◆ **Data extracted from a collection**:
######

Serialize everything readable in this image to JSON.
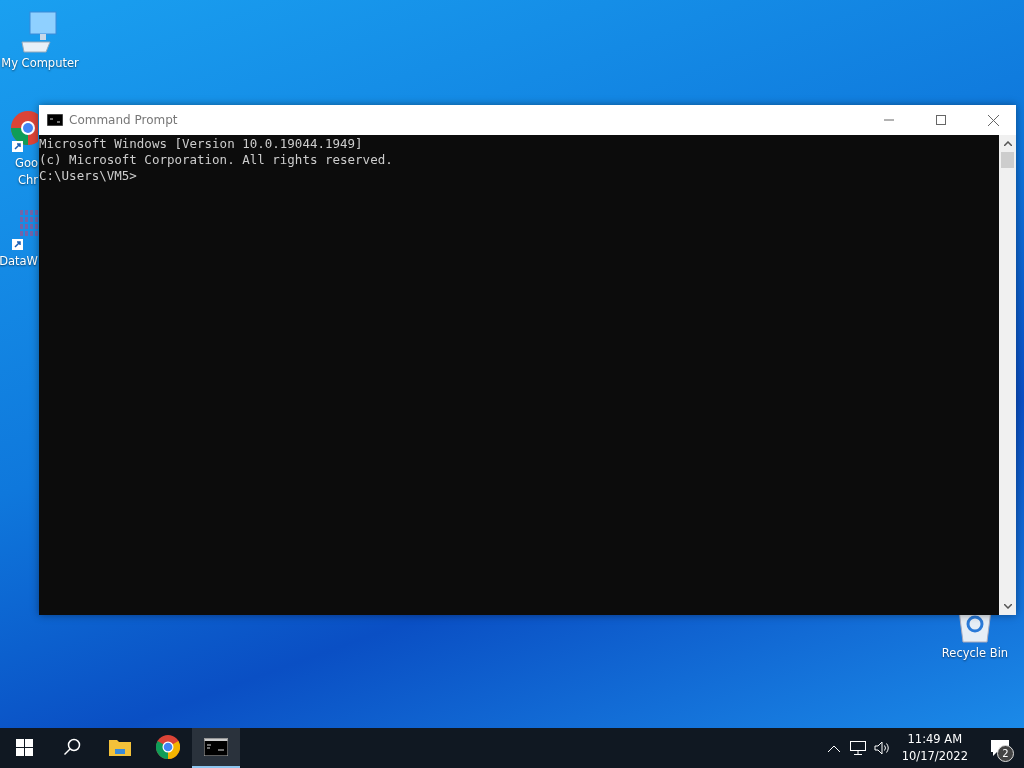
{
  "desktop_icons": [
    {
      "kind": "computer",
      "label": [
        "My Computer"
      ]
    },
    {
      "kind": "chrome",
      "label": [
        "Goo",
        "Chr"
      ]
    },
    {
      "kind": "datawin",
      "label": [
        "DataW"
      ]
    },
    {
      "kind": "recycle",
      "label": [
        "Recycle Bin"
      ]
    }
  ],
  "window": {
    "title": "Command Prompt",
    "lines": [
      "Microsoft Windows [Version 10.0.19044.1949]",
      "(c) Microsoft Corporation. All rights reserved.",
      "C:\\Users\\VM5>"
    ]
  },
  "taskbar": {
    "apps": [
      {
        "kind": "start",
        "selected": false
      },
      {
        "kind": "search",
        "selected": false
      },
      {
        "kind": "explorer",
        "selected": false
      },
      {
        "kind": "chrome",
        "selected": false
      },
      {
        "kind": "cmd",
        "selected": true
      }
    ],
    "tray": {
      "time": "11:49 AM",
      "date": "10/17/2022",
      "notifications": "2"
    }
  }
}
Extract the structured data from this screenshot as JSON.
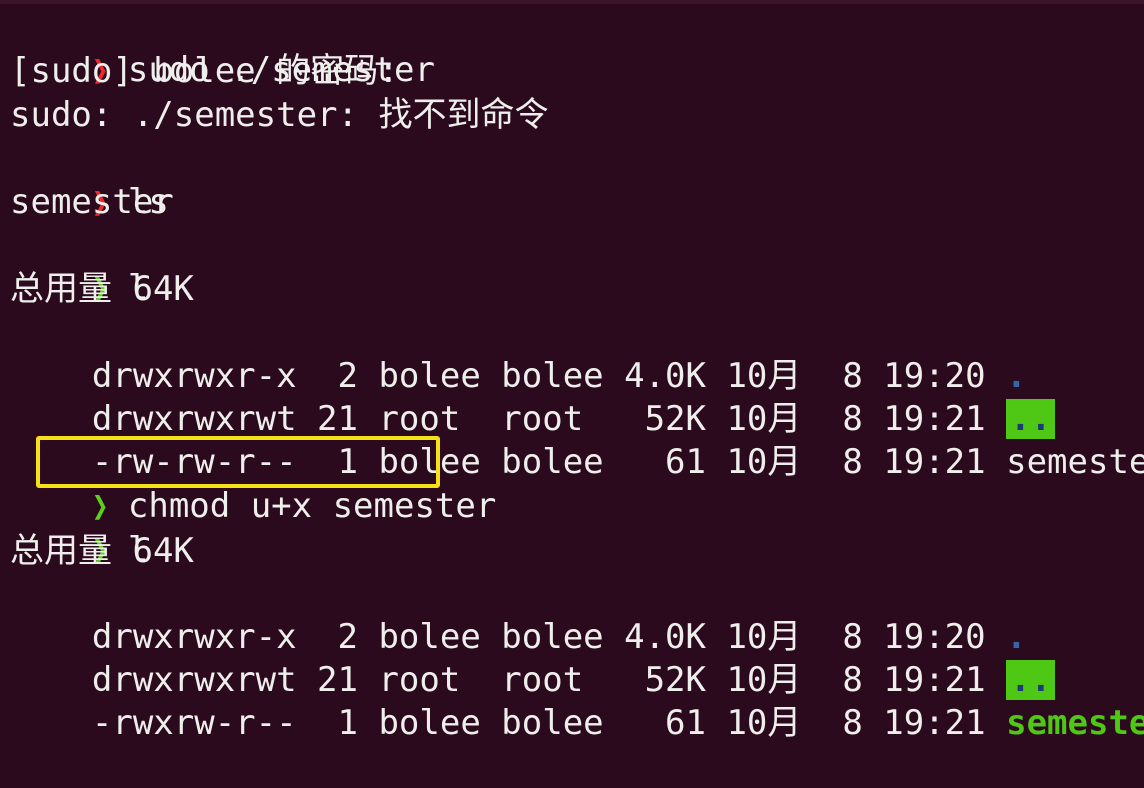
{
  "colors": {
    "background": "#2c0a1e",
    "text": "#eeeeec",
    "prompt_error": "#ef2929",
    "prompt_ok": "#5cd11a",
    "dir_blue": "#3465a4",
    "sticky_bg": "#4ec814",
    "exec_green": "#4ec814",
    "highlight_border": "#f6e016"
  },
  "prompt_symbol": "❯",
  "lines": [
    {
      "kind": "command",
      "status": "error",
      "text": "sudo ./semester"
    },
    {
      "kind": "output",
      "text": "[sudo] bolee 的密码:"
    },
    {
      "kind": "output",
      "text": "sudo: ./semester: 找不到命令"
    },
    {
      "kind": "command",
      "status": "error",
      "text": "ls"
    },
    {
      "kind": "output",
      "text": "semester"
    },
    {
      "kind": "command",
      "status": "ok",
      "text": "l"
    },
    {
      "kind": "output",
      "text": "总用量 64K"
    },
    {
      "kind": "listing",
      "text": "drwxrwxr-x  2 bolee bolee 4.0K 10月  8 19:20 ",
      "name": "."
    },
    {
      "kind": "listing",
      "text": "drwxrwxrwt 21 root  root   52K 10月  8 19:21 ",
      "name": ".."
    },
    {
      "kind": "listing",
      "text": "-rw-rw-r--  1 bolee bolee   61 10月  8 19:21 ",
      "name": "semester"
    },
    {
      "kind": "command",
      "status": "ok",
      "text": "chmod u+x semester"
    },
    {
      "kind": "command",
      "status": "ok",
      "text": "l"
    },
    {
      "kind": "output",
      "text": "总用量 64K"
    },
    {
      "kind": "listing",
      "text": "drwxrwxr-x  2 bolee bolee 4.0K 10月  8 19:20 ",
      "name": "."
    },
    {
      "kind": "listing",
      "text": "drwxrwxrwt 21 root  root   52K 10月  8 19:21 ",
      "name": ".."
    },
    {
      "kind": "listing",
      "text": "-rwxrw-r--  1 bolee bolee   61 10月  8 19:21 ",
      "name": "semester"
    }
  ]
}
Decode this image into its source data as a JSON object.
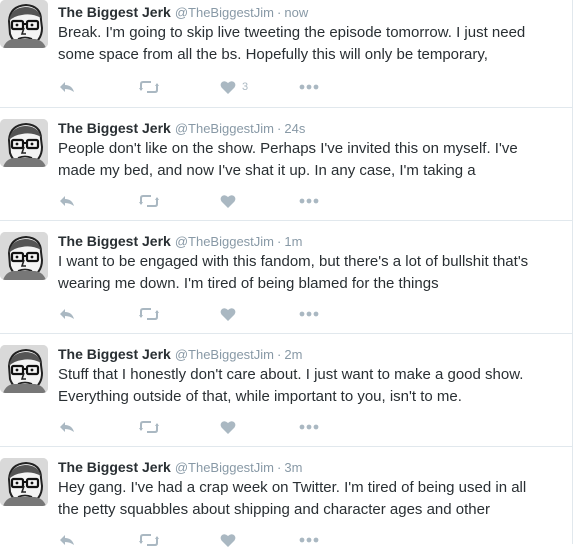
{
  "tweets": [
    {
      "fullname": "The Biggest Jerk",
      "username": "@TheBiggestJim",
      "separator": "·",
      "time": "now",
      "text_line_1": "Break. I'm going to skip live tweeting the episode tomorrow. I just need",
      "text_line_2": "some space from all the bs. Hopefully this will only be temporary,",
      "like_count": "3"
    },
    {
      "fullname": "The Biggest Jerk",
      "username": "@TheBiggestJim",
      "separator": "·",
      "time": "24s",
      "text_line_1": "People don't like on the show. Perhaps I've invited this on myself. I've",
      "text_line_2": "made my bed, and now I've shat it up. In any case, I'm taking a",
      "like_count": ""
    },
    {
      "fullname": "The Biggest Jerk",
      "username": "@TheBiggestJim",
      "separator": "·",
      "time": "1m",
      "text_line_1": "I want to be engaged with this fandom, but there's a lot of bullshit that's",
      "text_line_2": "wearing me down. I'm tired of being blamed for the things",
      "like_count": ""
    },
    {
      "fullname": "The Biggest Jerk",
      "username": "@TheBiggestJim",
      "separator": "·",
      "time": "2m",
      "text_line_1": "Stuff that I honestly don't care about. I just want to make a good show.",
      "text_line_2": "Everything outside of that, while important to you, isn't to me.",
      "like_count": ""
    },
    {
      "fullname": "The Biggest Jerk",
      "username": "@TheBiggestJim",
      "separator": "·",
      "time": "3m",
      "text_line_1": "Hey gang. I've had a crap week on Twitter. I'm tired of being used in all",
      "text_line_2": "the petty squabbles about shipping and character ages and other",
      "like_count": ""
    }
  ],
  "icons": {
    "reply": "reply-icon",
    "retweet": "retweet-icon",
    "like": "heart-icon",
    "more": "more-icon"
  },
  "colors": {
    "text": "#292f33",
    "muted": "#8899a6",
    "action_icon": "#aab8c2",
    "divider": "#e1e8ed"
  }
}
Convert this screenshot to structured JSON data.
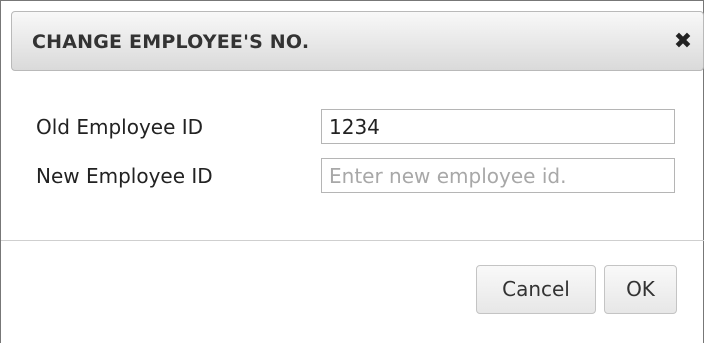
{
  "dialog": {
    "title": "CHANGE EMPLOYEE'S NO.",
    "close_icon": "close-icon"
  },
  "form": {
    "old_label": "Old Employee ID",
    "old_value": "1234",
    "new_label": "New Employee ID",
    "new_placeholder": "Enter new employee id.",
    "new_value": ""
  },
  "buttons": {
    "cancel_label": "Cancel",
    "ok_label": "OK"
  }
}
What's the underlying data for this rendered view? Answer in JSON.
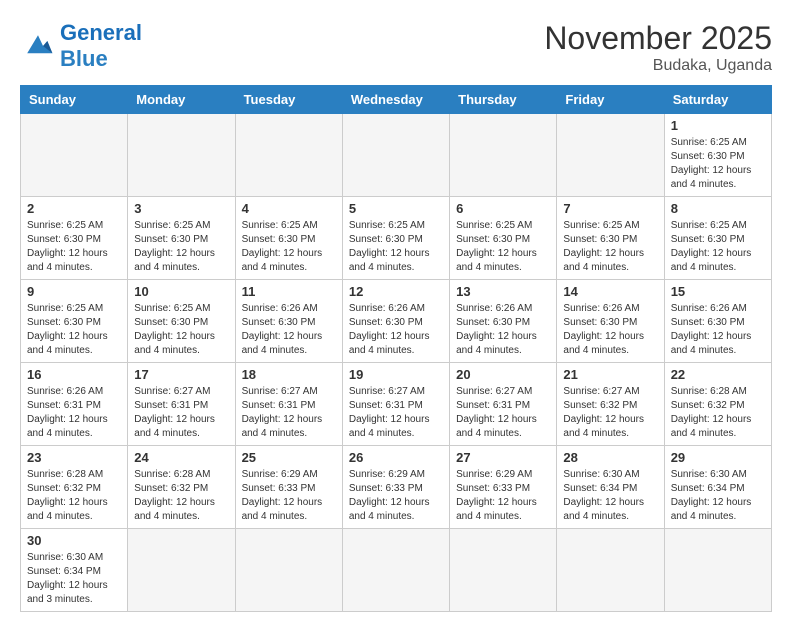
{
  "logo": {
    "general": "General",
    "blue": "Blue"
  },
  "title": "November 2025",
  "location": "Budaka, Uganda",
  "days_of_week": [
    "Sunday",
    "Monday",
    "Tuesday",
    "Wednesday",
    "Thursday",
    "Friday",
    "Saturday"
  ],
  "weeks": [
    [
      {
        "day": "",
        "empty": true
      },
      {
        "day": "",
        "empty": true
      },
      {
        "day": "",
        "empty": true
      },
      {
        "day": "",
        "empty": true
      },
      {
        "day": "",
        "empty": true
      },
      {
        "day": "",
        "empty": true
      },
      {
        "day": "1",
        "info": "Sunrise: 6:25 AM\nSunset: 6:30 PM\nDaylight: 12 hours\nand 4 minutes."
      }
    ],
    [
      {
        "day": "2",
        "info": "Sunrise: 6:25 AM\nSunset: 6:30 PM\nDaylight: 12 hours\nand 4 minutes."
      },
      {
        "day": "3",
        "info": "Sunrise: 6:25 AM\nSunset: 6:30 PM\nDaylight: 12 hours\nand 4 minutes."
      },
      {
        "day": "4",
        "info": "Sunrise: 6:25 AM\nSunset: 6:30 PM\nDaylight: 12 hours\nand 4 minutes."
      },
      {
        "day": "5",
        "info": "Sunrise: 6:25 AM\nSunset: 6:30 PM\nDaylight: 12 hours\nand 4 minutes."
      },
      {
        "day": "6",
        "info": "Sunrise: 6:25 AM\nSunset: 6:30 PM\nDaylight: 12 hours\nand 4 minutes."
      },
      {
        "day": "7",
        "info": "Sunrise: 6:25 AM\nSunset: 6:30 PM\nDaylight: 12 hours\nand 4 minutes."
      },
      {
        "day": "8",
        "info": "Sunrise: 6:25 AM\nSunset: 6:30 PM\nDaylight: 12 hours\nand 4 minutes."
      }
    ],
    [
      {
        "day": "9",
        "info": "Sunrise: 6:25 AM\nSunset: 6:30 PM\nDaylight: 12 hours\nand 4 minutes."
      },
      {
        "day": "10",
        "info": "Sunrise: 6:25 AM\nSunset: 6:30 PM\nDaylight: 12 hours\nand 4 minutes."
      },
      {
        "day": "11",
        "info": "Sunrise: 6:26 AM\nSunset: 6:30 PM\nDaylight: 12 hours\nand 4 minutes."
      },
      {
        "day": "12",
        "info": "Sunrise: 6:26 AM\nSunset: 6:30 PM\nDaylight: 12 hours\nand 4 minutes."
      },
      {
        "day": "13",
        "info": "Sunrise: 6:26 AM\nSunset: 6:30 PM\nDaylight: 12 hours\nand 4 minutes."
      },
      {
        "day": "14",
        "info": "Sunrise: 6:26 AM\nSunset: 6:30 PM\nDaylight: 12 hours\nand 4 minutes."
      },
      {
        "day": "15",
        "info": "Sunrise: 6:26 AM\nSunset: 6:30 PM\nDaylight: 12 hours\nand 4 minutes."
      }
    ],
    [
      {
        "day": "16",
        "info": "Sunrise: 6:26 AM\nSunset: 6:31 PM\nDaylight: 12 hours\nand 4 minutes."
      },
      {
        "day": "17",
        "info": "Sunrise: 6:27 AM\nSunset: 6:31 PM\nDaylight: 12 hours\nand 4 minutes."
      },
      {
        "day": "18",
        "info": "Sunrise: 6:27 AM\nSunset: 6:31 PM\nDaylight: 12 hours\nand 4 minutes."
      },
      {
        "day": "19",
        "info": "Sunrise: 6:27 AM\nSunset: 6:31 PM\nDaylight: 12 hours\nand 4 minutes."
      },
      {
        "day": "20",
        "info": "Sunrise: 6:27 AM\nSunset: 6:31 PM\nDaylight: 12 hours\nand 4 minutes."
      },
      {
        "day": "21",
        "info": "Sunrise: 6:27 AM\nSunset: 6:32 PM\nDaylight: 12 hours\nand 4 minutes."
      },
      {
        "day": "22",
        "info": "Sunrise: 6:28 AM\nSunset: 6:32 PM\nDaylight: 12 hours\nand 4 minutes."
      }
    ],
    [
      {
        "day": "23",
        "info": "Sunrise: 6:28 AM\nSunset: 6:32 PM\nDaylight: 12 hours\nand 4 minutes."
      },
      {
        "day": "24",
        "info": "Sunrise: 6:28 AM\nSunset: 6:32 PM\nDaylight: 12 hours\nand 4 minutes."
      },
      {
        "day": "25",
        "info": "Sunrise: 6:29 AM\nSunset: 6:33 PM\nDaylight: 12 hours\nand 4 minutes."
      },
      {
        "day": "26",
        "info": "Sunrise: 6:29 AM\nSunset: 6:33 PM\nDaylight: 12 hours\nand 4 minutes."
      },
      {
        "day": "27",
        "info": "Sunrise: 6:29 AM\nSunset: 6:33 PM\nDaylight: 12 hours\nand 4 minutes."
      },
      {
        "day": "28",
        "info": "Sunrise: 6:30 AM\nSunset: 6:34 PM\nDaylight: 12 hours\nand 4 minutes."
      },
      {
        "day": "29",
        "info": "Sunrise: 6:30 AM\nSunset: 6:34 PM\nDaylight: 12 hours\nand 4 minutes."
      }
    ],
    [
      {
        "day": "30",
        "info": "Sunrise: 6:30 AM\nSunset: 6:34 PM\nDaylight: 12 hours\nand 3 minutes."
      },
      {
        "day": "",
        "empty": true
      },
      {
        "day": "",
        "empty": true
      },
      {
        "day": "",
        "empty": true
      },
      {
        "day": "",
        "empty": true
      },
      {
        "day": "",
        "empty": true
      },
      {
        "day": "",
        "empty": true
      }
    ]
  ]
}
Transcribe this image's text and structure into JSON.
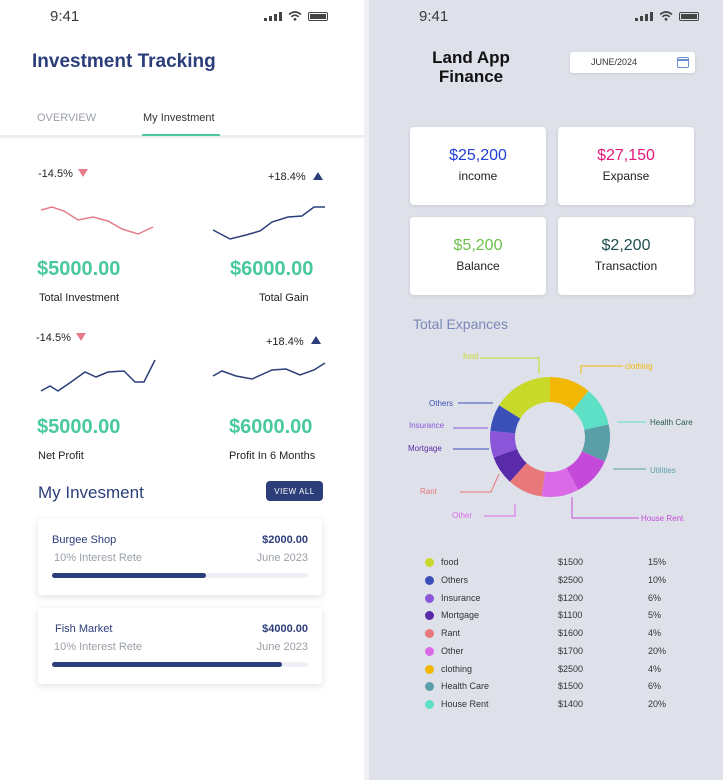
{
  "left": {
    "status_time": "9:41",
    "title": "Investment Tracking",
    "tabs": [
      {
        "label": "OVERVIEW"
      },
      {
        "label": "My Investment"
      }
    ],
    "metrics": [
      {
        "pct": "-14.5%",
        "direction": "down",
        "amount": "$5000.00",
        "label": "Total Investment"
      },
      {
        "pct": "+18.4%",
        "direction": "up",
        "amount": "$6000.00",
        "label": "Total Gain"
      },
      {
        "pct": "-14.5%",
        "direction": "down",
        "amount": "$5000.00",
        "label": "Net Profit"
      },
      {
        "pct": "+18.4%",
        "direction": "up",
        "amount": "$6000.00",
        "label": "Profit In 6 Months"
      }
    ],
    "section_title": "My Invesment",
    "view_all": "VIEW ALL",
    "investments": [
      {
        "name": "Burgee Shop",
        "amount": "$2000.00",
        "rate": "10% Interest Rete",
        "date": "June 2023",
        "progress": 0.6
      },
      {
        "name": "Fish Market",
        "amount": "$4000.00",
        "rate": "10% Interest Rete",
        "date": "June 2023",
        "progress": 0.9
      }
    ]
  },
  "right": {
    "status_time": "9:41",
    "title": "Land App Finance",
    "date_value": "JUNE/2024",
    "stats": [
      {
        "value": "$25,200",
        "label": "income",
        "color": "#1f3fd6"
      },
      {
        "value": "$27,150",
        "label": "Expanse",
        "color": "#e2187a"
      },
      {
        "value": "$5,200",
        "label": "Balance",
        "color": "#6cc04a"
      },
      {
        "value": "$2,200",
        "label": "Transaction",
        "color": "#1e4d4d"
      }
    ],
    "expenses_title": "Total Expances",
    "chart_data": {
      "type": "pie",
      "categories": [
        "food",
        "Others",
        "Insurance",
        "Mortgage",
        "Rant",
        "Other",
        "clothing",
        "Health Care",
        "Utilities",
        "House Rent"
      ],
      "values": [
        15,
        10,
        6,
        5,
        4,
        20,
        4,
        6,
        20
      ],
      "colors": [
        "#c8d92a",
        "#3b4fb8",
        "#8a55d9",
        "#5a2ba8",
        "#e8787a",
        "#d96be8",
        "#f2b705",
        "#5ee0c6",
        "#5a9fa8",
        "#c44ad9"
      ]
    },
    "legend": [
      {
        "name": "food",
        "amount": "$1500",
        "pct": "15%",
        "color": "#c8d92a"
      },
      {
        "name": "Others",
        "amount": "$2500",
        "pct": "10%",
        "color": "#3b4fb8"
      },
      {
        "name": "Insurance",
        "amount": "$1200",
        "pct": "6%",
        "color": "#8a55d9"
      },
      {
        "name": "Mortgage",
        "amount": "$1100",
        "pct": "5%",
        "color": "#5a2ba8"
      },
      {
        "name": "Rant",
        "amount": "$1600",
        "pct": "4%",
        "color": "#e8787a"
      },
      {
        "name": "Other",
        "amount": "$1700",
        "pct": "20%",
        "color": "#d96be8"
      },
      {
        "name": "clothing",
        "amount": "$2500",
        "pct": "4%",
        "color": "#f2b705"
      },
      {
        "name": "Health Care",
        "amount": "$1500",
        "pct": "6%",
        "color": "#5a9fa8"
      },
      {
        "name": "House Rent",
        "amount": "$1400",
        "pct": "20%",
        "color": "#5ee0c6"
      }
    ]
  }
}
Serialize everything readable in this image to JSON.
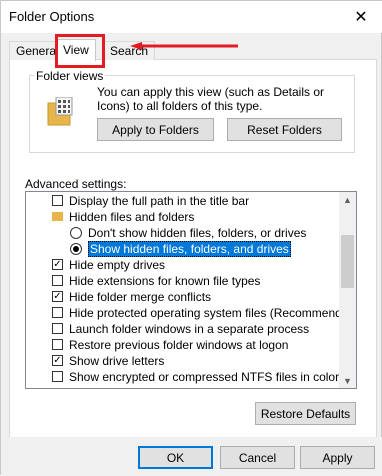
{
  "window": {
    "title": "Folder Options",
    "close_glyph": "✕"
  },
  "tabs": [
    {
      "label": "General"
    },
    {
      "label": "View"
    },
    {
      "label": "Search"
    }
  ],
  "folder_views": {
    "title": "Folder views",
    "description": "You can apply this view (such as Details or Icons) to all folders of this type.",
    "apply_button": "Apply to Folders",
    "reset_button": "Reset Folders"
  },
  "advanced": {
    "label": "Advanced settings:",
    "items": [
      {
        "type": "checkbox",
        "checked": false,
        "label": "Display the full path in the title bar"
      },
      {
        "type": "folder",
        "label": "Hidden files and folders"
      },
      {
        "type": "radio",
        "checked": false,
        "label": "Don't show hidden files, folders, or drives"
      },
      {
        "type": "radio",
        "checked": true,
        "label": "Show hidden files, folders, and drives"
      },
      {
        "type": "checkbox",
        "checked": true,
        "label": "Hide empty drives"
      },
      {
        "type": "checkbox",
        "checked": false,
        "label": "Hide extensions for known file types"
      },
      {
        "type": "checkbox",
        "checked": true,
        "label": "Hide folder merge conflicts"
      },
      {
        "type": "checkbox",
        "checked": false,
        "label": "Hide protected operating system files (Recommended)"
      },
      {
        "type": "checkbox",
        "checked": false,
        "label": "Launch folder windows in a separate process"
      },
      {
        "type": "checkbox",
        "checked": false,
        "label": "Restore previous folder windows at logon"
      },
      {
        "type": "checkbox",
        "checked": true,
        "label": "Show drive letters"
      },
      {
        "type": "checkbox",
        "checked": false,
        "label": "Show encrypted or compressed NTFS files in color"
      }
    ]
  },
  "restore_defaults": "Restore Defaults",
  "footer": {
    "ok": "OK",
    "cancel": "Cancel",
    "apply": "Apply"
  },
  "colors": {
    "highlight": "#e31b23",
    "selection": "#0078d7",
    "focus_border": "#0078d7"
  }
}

######

◆ **OBJECTIVE**:
Return every line containing "bolee".

◆ **THE ANSWER**:
      "text": "[sudo] bolee 的密码:"
      "text": "drwxrwxr-x  2 bolee bolee 4.0K 10月  8 19:20 ",
      "text": "-rw-rw-r--  1 bolee bolee   61 10月  8 19:21 ",
      "text": "drwxrwxr-x  2 bolee bolee 4.0K 10月  8 19:20 ",
      "text": "-rwxrw-r--  1 bolee bolee   61 10月  8 19:21 ",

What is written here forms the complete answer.